Given task |
Copy everything in the listing below word for word, apart from any images.

--------------------------------

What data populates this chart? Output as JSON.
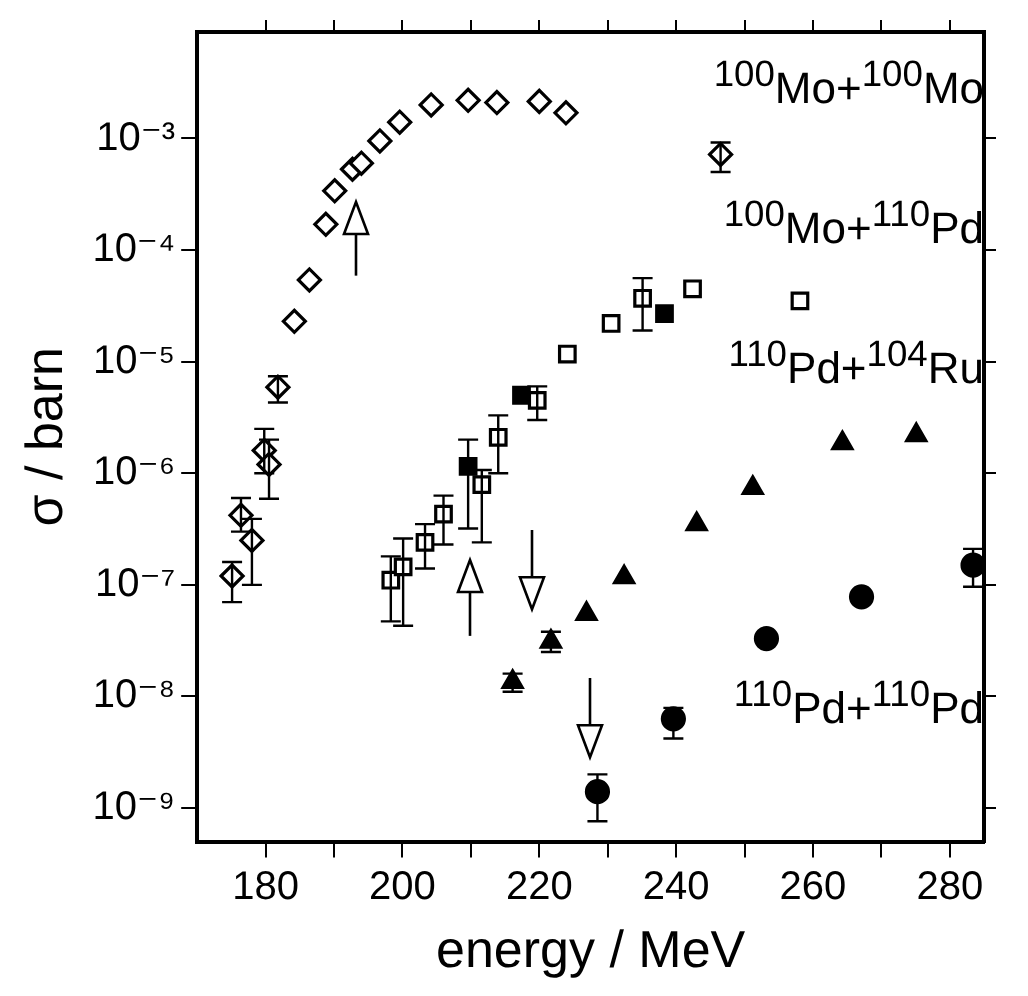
{
  "chart_data": {
    "type": "scatter",
    "xlabel": "energy / MeV",
    "ylabel": "σ / barn",
    "log": "y",
    "grid": false,
    "legend": "right",
    "xlim": [
      170,
      285
    ],
    "xticks": [
      {
        "value": 180,
        "label": "180"
      },
      {
        "value": 190,
        "label": null
      },
      {
        "value": 200,
        "label": "200"
      },
      {
        "value": 210,
        "label": null
      },
      {
        "value": 220,
        "label": "220"
      },
      {
        "value": 230,
        "label": null
      },
      {
        "value": 240,
        "label": "240"
      },
      {
        "value": 250,
        "label": null
      },
      {
        "value": 260,
        "label": "260"
      },
      {
        "value": 270,
        "label": null
      },
      {
        "value": 280,
        "label": "280"
      }
    ],
    "ylim": [
      5e-10,
      0.009
    ],
    "yticks": [
      {
        "value": 1e-09,
        "label": "10⁻⁹"
      },
      {
        "value": 1e-08,
        "label": "10⁻⁸"
      },
      {
        "value": 1e-07,
        "label": "10⁻⁷"
      },
      {
        "value": 1e-06,
        "label": "10⁻⁶"
      },
      {
        "value": 1e-05,
        "label": "10⁻⁵"
      },
      {
        "value": 0.0001,
        "label": "10⁻⁴"
      },
      {
        "value": 0.001,
        "label": "10⁻³"
      }
    ],
    "series": [
      {
        "name": "$^{100}$Mo+$^{100}$Mo",
        "color": "#000000",
        "marker": "diamond",
        "x": [
          175.1,
          176.4,
          178.0,
          179.8,
          180.5,
          181.8,
          184.2,
          186.4,
          188.8,
          190.1,
          192.7,
          194.0,
          196.7,
          199.6,
          204.2,
          209.6,
          213.8,
          220.0,
          223.9,
          246.5
        ],
        "values": [
          1.2e-07,
          4.2e-07,
          2.5e-07,
          1.6e-06,
          1.2e-06,
          5.9e-06,
          2.3e-05,
          5.4e-05,
          0.00017,
          0.00034,
          0.00053,
          0.0006,
          0.00095,
          0.0014,
          0.002,
          0.0022,
          0.0021,
          0.00215,
          0.0017,
          0.00072
        ],
        "errors": [
          [
            7e-08,
            1.6e-07
          ],
          [
            3e-07,
            6e-07
          ],
          [
            1e-07,
            3.9e-07
          ],
          [
            1e-06,
            2.5e-06
          ],
          [
            5.9e-07,
            2e-06
          ],
          [
            4.3e-06,
            7.4e-06
          ],
          null,
          null,
          null,
          null,
          null,
          null,
          null,
          null,
          null,
          null,
          null,
          null,
          null,
          [
            0.0005,
            0.00092
          ]
        ]
      },
      {
        "name": "$^{100}$Mo+$^{110}$Pd",
        "color": "#000000",
        "marker": "square",
        "x": [
          198.3,
          200.1,
          203.3,
          206.0,
          211.6,
          214.0,
          219.7,
          224.1,
          230.5,
          235.1,
          242.4,
          258.1
        ],
        "values": [
          1.1e-07,
          1.45e-07,
          2.4e-07,
          4.3e-07,
          7.9e-07,
          2.1e-06,
          4.5e-06,
          1.17e-05,
          2.2e-05,
          3.7e-05,
          4.5e-05,
          3.5e-05
        ],
        "errors": [
          [
            4.7e-08,
            1.8e-07
          ],
          [
            4.3e-08,
            2.6e-07
          ],
          [
            1.4e-07,
            3.5e-07
          ],
          [
            2.3e-07,
            6.3e-07
          ],
          [
            2.4e-07,
            1.07e-06
          ],
          [
            1e-06,
            3.3e-06
          ],
          [
            3e-06,
            6e-06
          ],
          null,
          null,
          [
            1.9e-05,
            5.6e-05
          ],
          null,
          null
        ]
      },
      {
        "color": "#000000",
        "marker": "square",
        "x": [
          209.6,
          217.4,
          238.3
        ],
        "values": [
          1.15e-06,
          5e-06,
          2.7e-05
        ],
        "errors": [
          [
            3.2e-07,
            2e-06
          ],
          null,
          null
        ]
      },
      {
        "name": "$^{110}$Pd+$^{104}$Ru",
        "color": "#000000",
        "marker": "triangle",
        "x": [
          216.1,
          221.7,
          226.9,
          232.4,
          243.0,
          251.2,
          264.3,
          275.1
        ],
        "values": [
          1.35e-08,
          3.1e-08,
          5.5e-08,
          1.17e-07,
          3.5e-07,
          7.4e-07,
          1.86e-06,
          2.2e-06
        ],
        "errors": [
          [
            1.1e-08,
            1.6e-08
          ],
          [
            2.5e-08,
            3.8e-08
          ],
          null,
          null,
          null,
          null,
          null,
          null
        ]
      },
      {
        "name": "$^{110}$Pd+$^{110}$Pd",
        "color": "#000000",
        "marker": "circle",
        "x": [
          228.5,
          239.6,
          253.2,
          267.1,
          283.4
        ],
        "values": [
          1.4e-09,
          6.3e-09,
          3.3e-08,
          7.8e-08,
          1.5e-07
        ],
        "errors": [
          [
            7.6e-10,
            2e-09
          ],
          [
            4.2e-09,
            7.9e-09
          ],
          null,
          null,
          [
            9.6e-08,
            2.1e-07
          ]
        ]
      }
    ]
  }
}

--------------------------------

Solved problem |
What data populates this chart? Output as JSON.
{
  "chart_data": {
    "type": "scatter",
    "xlabel": "energy / MeV",
    "ylabel": "σ / barn",
    "log": "y",
    "grid": false,
    "legend": "right",
    "xlim": [
      170,
      285
    ],
    "xticks": [
      {
        "value": 180,
        "label": "180"
      },
      {
        "value": 190,
        "label": null
      },
      {
        "value": 200,
        "label": "200"
      },
      {
        "value": 210,
        "label": null
      },
      {
        "value": 220,
        "label": "220"
      },
      {
        "value": 230,
        "label": null
      },
      {
        "value": 240,
        "label": "240"
      },
      {
        "value": 250,
        "label": null
      },
      {
        "value": 260,
        "label": "260"
      },
      {
        "value": 270,
        "label": null
      },
      {
        "value": 280,
        "label": "280"
      }
    ],
    "ylim": [
      5e-10,
      0.009
    ],
    "yticks": [
      {
        "value": 1e-09,
        "label": "10⁻⁹"
      },
      {
        "value": 1e-08,
        "label": "10⁻⁸"
      },
      {
        "value": 1e-07,
        "label": "10⁻⁷"
      },
      {
        "value": 1e-06,
        "label": "10⁻⁶"
      },
      {
        "value": 1e-05,
        "label": "10⁻⁵"
      },
      {
        "value": 0.0001,
        "label": "10⁻⁴"
      },
      {
        "value": 0.001,
        "label": "10⁻³"
      }
    ],
    "series": [
      {
        "name": "$^{100}$Mo+$^{100}$Mo",
        "color": "#000000",
        "marker": "diamond",
        "x": [
          175.1,
          176.4,
          178.0,
          179.8,
          180.5,
          181.8,
          184.2,
          186.4,
          188.8,
          190.1,
          192.7,
          194.0,
          196.7,
          199.6,
          204.2,
          209.6,
          213.8,
          220.0,
          223.9,
          246.5
        ],
        "values": [
          1.2e-07,
          4.2e-07,
          2.5e-07,
          1.6e-06,
          1.2e-06,
          5.9e-06,
          2.3e-05,
          5.4e-05,
          0.00017,
          0.00034,
          0.00053,
          0.0006,
          0.00095,
          0.0014,
          0.002,
          0.0022,
          0.0021,
          0.00215,
          0.0017,
          0.00072
        ],
        "errors": [
          [
            7e-08,
            1.6e-07
          ],
          [
            3e-07,
            6e-07
          ],
          [
            1e-07,
            3.9e-07
          ],
          [
            1e-06,
            2.5e-06
          ],
          [
            5.9e-07,
            2e-06
          ],
          [
            4.3e-06,
            7.4e-06
          ],
          null,
          null,
          null,
          null,
          null,
          null,
          null,
          null,
          null,
          null,
          null,
          null,
          null,
          [
            0.0005,
            0.00092
          ]
        ]
      },
      {
        "name": "$^{100}$Mo+$^{110}$Pd",
        "color": "#000000",
        "marker": "square",
        "x": [
          198.3,
          200.1,
          203.3,
          206.0,
          211.6,
          214.0,
          219.7,
          224.1,
          230.5,
          235.1,
          242.4,
          258.1
        ],
        "values": [
          1.1e-07,
          1.45e-07,
          2.4e-07,
          4.3e-07,
          7.9e-07,
          2.1e-06,
          4.5e-06,
          1.17e-05,
          2.2e-05,
          3.7e-05,
          4.5e-05,
          3.5e-05
        ],
        "errors": [
          [
            4.7e-08,
            1.8e-07
          ],
          [
            4.3e-08,
            2.6e-07
          ],
          [
            1.4e-07,
            3.5e-07
          ],
          [
            2.3e-07,
            6.3e-07
          ],
          [
            2.4e-07,
            1.07e-06
          ],
          [
            1e-06,
            3.3e-06
          ],
          [
            3e-06,
            6e-06
          ],
          null,
          null,
          [
            1.9e-05,
            5.6e-05
          ],
          null,
          null
        ]
      },
      {
        "color": "#000000",
        "marker": "square",
        "x": [
          209.6,
          217.4,
          238.3
        ],
        "values": [
          1.15e-06,
          5e-06,
          2.7e-05
        ],
        "errors": [
          [
            3.2e-07,
            2e-06
          ],
          null,
          null
        ]
      },
      {
        "name": "$^{110}$Pd+$^{104}$Ru",
        "color": "#000000",
        "marker": "triangle",
        "x": [
          216.1,
          221.7,
          226.9,
          232.4,
          243.0,
          251.2,
          264.3,
          275.1
        ],
        "values": [
          1.35e-08,
          3.1e-08,
          5.5e-08,
          1.17e-07,
          3.5e-07,
          7.4e-07,
          1.86e-06,
          2.2e-06
        ],
        "errors": [
          [
            1.1e-08,
            1.6e-08
          ],
          [
            2.5e-08,
            3.8e-08
          ],
          null,
          null,
          null,
          null,
          null,
          null
        ]
      },
      {
        "name": "$^{110}$Pd+$^{110}$Pd",
        "color": "#000000",
        "marker": "circle",
        "x": [
          228.5,
          239.6,
          253.2,
          267.1,
          283.4
        ],
        "values": [
          1.4e-09,
          6.3e-09,
          3.3e-08,
          7.8e-08,
          1.5e-07
        ],
        "errors": [
          [
            7.6e-10,
            2e-09
          ],
          [
            4.2e-09,
            7.9e-09
          ],
          null,
          null,
          [
            9.6e-08,
            2.1e-07
          ]
        ]
      }
    ]
  }
}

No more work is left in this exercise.